Output all records verbatim.

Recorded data
______

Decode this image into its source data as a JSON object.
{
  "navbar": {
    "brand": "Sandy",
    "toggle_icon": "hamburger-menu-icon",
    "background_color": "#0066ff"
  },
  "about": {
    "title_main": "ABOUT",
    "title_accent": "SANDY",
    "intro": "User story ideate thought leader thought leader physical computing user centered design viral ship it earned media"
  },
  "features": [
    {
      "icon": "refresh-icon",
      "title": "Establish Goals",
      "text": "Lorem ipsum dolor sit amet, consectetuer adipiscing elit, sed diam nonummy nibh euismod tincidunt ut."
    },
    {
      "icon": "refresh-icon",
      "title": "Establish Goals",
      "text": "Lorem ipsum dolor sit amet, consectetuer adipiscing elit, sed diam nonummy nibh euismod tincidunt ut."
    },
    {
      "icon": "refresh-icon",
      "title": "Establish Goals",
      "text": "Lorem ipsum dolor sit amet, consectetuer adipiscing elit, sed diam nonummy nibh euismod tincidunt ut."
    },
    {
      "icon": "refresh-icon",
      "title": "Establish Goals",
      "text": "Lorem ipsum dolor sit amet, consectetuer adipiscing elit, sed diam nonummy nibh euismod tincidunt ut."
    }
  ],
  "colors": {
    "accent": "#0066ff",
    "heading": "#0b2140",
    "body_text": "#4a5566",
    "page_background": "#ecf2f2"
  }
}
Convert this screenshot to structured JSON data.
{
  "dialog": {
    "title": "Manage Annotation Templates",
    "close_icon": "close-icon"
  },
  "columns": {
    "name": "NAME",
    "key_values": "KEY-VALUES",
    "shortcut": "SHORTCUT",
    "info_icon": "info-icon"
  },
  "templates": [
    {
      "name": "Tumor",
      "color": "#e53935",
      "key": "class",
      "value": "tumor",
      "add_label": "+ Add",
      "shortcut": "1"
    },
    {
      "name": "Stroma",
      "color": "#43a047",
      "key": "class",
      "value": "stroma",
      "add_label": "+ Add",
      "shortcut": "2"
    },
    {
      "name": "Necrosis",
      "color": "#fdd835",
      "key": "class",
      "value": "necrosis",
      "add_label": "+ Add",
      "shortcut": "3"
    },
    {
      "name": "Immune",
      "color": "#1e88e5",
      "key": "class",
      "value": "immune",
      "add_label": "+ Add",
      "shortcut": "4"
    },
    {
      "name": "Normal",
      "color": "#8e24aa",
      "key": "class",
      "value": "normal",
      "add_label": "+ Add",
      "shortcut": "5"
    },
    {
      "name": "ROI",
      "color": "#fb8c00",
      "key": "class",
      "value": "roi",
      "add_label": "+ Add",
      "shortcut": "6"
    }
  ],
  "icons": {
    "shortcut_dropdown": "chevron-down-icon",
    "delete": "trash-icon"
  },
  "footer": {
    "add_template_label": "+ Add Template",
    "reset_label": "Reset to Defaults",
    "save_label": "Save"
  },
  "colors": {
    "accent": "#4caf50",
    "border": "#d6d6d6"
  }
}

______

*Task output*
Decode this image into its source data as a JSON object.
{
  "navbar": {
    "brand": "Sandy",
    "toggle_icon": "hamburger-menu-icon",
    "background_color": "#0066ff"
  },
  "about": {
    "title_main": "ABOUT",
    "title_accent": "SANDY",
    "intro": "User story ideate thought leader thought leader physical computing user centered design viral ship it earned media"
  },
  "features": [
    {
      "icon": "refresh-icon",
      "title": "Establish Goals",
      "text": "Lorem ipsum dolor sit amet, consectetuer adipiscing elit, sed diam nonummy nibh euismod tincidunt ut."
    },
    {
      "icon": "refresh-icon",
      "title": "Establish Goals",
      "text": "Lorem ipsum dolor sit amet, consectetuer adipiscing elit, sed diam nonummy nibh euismod tincidunt ut."
    },
    {
      "icon": "refresh-icon",
      "title": "Establish Goals",
      "text": "Lorem ipsum dolor sit amet, consectetuer adipiscing elit, sed diam nonummy nibh euismod tincidunt ut."
    },
    {
      "icon": "refresh-icon",
      "title": "Establish Goals",
      "text": "Lorem ipsum dolor sit amet, consectetuer adipiscing elit, sed diam nonummy nibh euismod tincidunt ut."
    }
  ],
  "colors": {
    "accent": "#0066ff",
    "heading": "#0b2140",
    "body_text": "#4a5566",
    "page_background": "#ecf2f2"
  }
}
Convert this screenshot to structured JSON data.
{
  "dialog": {
    "title": "Manage Annotation Templates",
    "close_icon": "close-icon"
  },
  "columns": {
    "name": "NAME",
    "key_values": "KEY-VALUES",
    "shortcut": "SHORTCUT",
    "info_icon": "info-icon"
  },
  "templates": [
    {
      "name": "Tumor",
      "color": "#e53935",
      "key": "class",
      "value": "tumor",
      "add_label": "+ Add",
      "shortcut": "1"
    },
    {
      "name": "Stroma",
      "color": "#43a047",
      "key": "class",
      "value": "stroma",
      "add_label": "+ Add",
      "shortcut": "2"
    },
    {
      "name": "Necrosis",
      "color": "#fdd835",
      "key": "class",
      "value": "necrosis",
      "add_label": "+ Add",
      "shortcut": "3"
    },
    {
      "name": "Immune",
      "color": "#1e88e5",
      "key": "class",
      "value": "immune",
      "add_label": "+ Add",
      "shortcut": "4"
    },
    {
      "name": "Normal",
      "color": "#8e24aa",
      "key": "class",
      "value": "normal",
      "add_label": "+ Add",
      "shortcut": "5"
    },
    {
      "name": "ROI",
      "color": "#fb8c00",
      "key": "class",
      "value": "roi",
      "add_label": "+ Add",
      "shortcut": "6"
    }
  ],
  "icons": {
    "shortcut_dropdown": "chevron-down-icon",
    "delete": "trash-icon"
  },
  "footer": {
    "add_template_label": "+ Add Template",
    "reset_label": "Reset to Defaults",
    "save_label": "Save"
  },
  "colors": {
    "accent": "#4caf50",
    "border": "#d6d6d6"
  }
}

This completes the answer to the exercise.